_TASK INSTRUCTIONS:_ Your task is to gather the lines below that hold the string "header".

_SUPPLIED INFORMATION:_
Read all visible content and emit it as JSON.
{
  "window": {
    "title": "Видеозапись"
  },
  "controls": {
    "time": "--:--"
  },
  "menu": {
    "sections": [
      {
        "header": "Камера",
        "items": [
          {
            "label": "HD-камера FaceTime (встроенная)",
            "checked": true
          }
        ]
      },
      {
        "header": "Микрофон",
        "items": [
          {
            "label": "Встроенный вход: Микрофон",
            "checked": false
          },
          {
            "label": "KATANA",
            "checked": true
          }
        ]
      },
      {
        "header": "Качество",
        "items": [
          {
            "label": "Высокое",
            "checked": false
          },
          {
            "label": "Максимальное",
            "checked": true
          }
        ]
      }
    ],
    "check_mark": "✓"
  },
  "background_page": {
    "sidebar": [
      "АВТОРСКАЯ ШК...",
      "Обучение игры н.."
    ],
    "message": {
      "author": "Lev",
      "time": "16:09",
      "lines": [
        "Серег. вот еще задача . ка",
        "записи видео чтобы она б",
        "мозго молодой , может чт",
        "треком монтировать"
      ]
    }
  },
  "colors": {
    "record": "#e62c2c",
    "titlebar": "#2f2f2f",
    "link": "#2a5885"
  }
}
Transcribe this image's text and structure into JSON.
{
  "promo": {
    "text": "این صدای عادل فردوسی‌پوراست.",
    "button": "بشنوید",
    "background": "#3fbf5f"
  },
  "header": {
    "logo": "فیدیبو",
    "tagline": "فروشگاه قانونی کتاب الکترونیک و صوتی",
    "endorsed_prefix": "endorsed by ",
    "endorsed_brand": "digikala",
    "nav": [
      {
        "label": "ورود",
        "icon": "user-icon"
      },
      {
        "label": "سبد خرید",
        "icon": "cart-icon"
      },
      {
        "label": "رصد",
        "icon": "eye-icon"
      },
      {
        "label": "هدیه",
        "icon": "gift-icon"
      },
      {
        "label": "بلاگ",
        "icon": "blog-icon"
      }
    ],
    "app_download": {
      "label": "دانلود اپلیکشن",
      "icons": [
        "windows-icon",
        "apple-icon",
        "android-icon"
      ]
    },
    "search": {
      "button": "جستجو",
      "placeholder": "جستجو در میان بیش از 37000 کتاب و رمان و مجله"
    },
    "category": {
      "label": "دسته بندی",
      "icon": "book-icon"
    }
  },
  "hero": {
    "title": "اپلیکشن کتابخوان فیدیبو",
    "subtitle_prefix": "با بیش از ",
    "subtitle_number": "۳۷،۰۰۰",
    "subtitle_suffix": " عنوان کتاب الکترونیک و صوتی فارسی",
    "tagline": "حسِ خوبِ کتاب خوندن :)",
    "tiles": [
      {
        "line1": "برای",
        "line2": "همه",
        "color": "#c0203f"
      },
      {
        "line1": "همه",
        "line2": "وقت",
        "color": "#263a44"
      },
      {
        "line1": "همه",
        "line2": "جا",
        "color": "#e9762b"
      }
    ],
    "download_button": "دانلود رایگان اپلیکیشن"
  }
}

_RIGHT ANSWER:_
        "header": "Камера",
        "header": "Микрофон",
        "header": "Качество",
  "header": {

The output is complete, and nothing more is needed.